Data records
***

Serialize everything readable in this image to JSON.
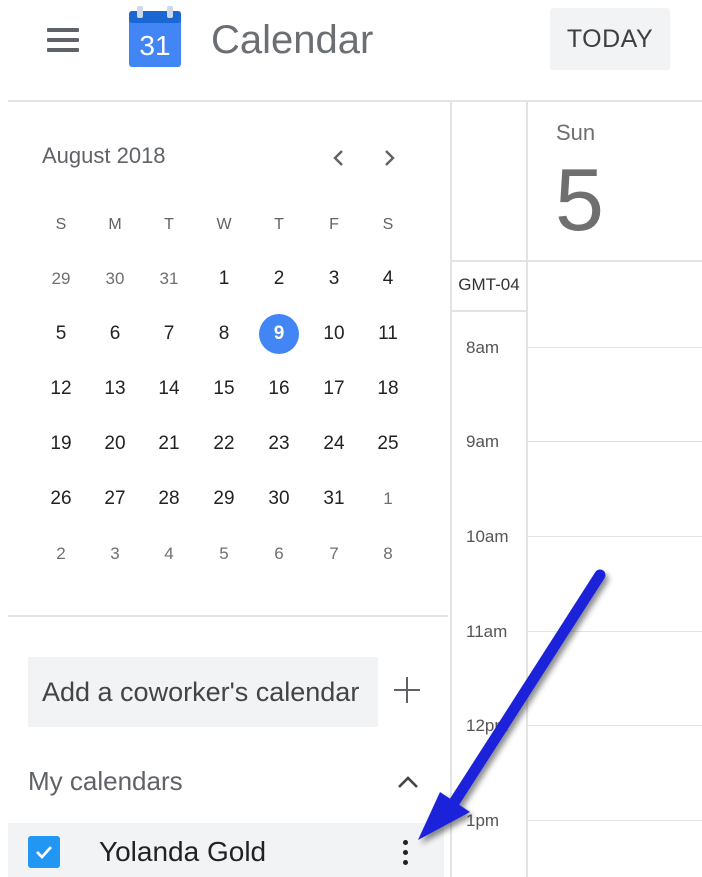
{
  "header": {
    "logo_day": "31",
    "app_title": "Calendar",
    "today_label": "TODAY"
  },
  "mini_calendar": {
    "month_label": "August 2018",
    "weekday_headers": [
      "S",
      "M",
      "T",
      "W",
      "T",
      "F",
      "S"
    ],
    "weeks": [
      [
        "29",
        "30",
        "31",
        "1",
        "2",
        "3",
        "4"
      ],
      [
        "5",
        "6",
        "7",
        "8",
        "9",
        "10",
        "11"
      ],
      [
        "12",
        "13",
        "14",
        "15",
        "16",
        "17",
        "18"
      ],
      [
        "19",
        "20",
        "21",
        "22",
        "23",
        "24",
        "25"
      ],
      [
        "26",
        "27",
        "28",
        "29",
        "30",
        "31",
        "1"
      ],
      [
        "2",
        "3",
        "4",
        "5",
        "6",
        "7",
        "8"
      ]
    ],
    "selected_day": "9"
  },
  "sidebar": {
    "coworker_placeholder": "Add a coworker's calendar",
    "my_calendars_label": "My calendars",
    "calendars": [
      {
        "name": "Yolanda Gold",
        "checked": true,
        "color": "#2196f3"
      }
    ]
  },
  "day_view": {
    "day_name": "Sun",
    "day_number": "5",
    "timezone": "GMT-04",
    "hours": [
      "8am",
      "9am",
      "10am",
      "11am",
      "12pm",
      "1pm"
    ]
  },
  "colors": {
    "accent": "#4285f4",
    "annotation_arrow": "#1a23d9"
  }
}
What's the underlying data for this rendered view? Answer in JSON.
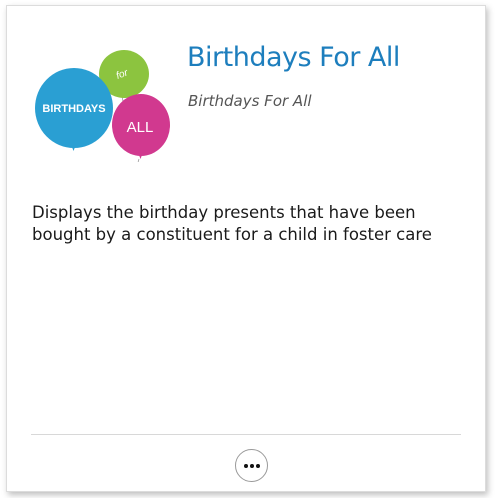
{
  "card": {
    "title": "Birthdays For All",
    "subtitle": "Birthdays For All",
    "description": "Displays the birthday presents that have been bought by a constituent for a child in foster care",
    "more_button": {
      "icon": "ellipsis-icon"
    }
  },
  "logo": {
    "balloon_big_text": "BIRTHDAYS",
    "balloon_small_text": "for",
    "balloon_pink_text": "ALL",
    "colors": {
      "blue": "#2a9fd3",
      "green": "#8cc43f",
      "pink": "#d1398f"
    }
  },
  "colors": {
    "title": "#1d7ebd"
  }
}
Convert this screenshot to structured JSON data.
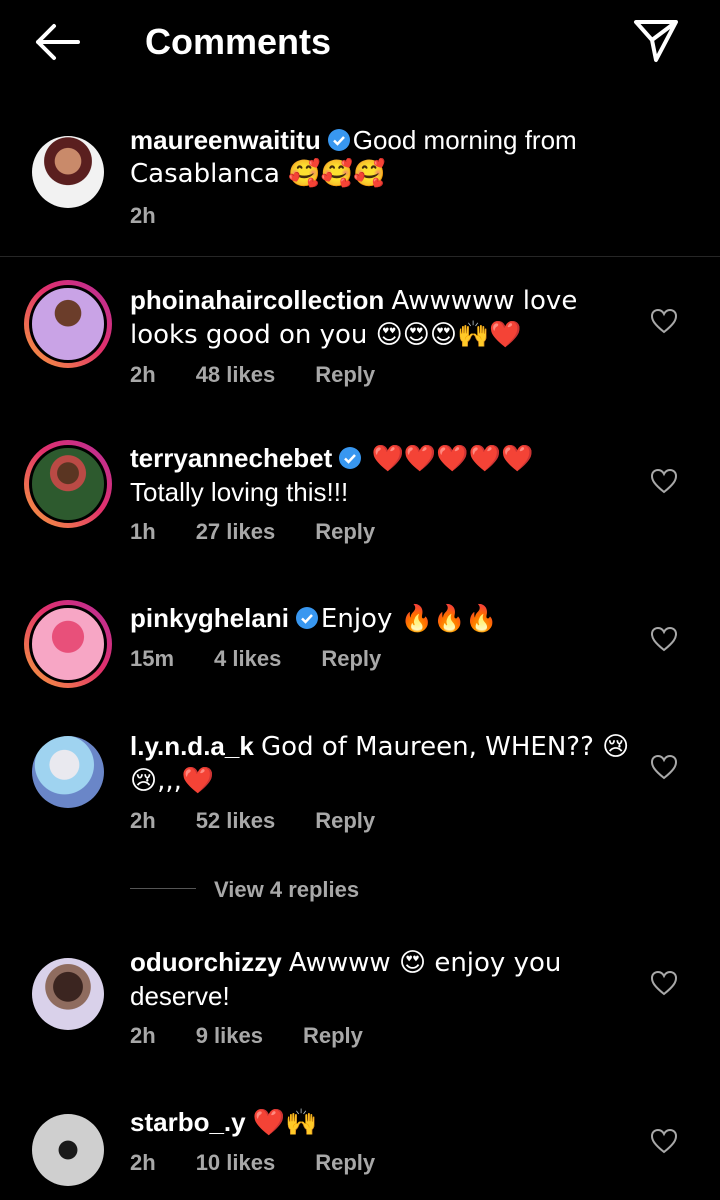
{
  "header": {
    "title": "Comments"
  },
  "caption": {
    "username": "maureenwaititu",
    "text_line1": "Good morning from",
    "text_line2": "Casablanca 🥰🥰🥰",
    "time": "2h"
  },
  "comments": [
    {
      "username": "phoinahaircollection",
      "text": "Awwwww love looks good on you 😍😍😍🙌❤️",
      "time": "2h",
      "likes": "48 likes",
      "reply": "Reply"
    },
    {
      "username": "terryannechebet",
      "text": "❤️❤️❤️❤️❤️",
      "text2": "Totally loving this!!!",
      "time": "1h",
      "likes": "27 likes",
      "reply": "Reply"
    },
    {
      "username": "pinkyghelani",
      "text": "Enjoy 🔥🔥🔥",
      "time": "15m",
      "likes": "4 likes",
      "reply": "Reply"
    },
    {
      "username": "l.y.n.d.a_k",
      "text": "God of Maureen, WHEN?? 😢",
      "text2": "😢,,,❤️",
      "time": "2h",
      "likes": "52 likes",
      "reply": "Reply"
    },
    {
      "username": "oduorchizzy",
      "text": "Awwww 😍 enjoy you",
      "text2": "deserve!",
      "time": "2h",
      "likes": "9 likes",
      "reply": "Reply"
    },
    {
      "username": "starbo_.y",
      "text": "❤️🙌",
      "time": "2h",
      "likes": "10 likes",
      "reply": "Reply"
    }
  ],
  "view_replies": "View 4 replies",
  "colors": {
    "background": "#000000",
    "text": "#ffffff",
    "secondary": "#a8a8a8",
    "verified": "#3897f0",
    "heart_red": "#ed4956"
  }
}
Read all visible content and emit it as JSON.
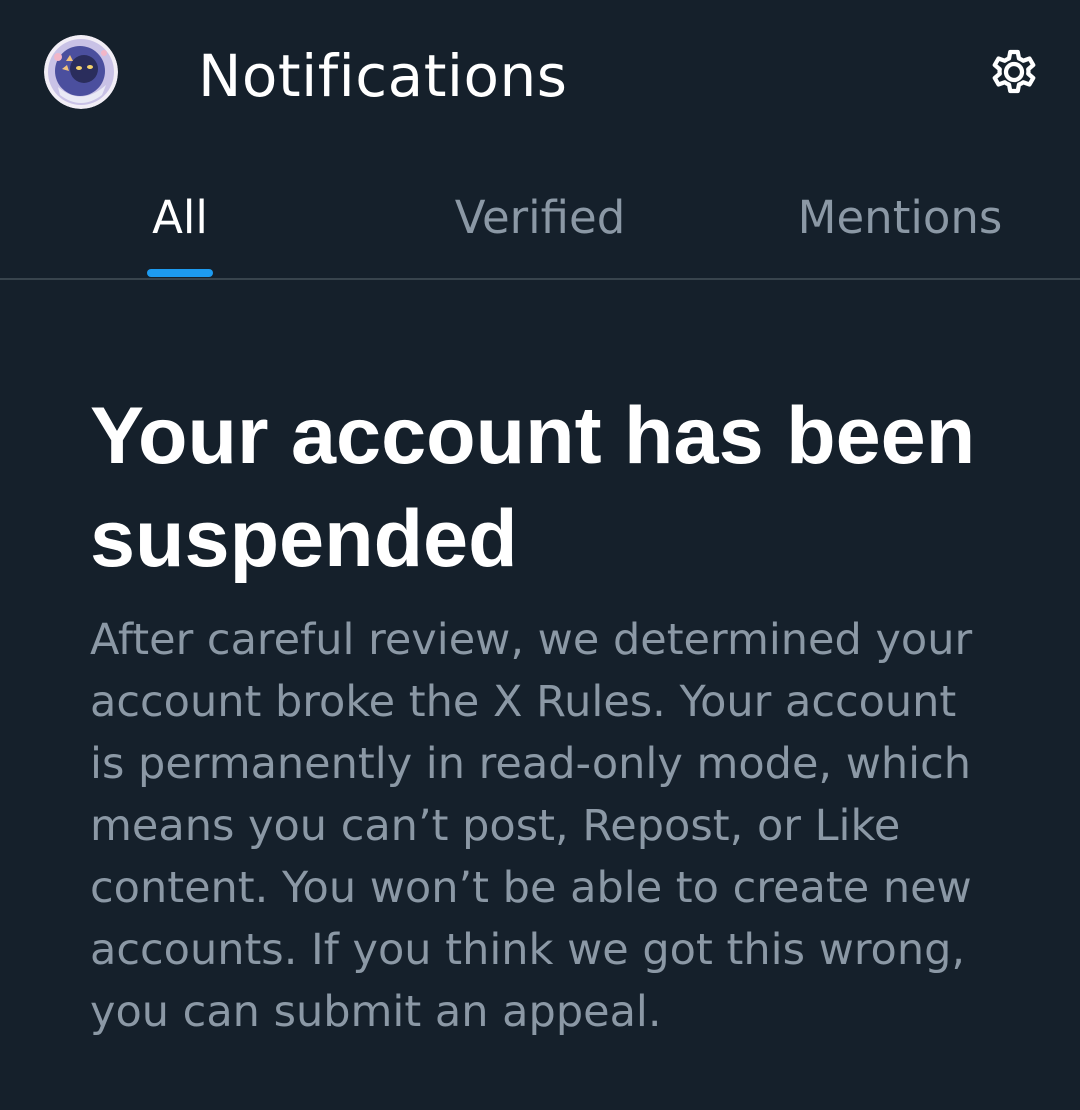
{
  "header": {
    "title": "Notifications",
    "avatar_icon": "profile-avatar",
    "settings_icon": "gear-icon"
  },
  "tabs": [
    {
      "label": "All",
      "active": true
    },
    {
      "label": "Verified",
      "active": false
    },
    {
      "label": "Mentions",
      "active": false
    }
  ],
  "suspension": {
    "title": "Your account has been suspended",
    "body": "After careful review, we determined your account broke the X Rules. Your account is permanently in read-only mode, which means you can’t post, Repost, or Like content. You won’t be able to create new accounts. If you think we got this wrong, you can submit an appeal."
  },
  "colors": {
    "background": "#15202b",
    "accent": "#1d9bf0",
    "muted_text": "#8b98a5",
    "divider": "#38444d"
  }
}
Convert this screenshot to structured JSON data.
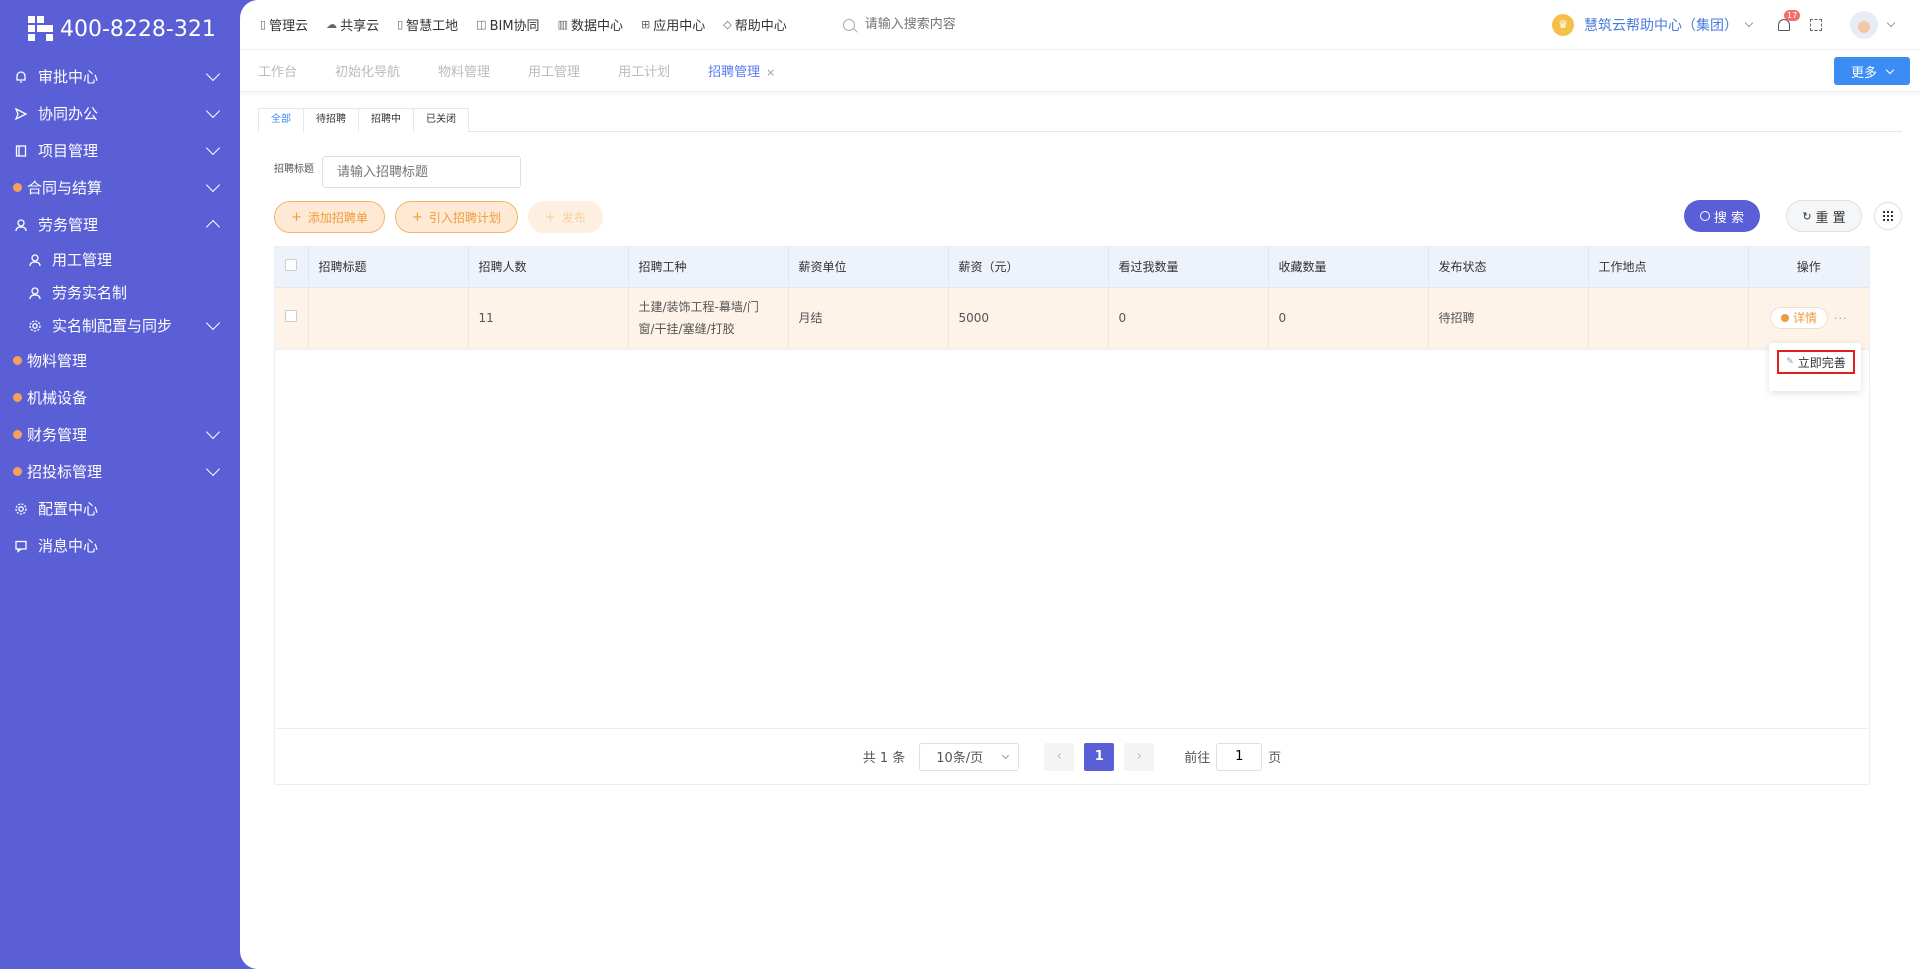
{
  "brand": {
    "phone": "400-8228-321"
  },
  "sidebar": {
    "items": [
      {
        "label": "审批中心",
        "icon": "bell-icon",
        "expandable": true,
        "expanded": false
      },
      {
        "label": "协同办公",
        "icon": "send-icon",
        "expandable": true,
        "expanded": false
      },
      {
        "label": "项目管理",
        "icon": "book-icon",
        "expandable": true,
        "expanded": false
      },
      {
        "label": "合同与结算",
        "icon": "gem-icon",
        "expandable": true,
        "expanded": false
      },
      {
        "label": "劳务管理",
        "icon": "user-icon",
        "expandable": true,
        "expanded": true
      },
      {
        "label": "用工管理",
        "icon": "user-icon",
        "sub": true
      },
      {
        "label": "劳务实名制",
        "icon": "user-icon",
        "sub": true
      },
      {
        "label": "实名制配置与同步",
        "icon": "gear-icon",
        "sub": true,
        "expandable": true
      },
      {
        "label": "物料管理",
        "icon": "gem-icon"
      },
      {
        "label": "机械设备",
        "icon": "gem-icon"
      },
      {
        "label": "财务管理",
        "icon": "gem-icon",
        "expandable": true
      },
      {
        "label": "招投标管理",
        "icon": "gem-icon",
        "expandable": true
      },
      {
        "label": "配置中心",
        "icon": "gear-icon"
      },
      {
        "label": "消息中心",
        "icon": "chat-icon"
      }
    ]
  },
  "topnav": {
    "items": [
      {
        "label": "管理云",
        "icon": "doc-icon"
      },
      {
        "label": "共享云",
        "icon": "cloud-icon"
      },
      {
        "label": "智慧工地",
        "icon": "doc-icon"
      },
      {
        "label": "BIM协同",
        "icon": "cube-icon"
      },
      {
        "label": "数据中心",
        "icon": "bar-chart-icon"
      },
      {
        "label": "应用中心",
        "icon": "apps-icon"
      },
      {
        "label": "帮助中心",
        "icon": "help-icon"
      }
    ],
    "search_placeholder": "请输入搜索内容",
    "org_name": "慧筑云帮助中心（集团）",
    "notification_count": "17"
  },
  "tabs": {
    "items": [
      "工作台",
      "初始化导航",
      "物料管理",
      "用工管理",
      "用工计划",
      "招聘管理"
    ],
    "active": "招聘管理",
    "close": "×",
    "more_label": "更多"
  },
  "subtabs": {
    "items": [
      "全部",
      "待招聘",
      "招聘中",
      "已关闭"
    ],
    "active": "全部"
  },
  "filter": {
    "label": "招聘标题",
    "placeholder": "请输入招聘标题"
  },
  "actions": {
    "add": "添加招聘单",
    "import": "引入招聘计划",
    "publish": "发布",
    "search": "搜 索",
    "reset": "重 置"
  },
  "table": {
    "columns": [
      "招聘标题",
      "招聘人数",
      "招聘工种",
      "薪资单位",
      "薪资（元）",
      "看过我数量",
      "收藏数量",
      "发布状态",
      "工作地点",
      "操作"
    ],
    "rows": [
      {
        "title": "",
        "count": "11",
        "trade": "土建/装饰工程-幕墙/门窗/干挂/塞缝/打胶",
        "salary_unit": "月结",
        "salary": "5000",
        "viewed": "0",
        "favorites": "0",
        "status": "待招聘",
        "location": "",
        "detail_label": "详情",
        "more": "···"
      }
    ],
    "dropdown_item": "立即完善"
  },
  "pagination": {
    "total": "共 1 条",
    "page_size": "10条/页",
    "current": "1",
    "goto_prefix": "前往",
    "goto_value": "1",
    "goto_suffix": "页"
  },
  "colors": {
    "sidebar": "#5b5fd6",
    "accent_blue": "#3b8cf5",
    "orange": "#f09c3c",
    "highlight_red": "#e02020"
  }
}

***

EXERCISE →
Copy all lines from the material that contain "background".

SOLUTION TO THIS PROBLEM →
    "background": "#000000",
    "background": "#15202b",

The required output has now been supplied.